--- start of Listed records ---

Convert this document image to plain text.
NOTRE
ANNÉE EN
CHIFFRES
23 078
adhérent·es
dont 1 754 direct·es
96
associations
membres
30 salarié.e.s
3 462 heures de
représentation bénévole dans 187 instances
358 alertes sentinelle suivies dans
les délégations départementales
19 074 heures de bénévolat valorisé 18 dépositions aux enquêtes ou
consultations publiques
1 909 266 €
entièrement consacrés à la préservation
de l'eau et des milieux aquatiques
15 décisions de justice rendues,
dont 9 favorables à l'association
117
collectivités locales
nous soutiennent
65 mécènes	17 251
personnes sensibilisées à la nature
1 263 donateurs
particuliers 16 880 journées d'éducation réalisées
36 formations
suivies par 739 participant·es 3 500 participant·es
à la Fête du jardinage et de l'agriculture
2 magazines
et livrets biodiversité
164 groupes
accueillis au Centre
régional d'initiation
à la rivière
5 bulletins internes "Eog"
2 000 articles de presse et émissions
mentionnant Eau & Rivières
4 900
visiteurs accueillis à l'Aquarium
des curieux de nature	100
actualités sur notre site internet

--- end of Listed records ---

**Short task:**
Would you write down every record again, exactly?

**Task result:**
Convert this document image to plain text.
NOTRE
ANNÉE EN
CHIFFRES
23 078
adhérent·es
dont 1 754 direct·es
96
associations
membres
30 salarié.e.s
3 462 heures de
représentation bénévole dans 187 instances
358 alertes sentinelle suivies dans
les délégations départementales
19 074 heures de bénévolat valorisé 18 dépositions aux enquêtes ou
consultations publiques
1 909 266 €
entièrement consacrés à la préservation
de l'eau et des milieux aquatiques
15 décisions de justice rendues,
dont 9 favorables à l'association
117
collectivités locales
nous soutiennent
65 mécènes	17 251
personnes sensibilisées à la nature
1 263 donateurs
particuliers 16 880 journées d'éducation réalisées
36 formations
suivies par 739 participant·es 3 500 participant·es
à la Fête du jardinage et de l'agriculture
2 magazines
et livrets biodiversité
164 groupes
accueillis au Centre
régional d'initiation
à la rivière
5 bulletins internes "Eog"
2 000 articles de presse et émissions
mentionnant Eau & Rivières
4 900
visiteurs accueillis à l'Aquarium
des curieux de nature	100
actualités sur notre site internet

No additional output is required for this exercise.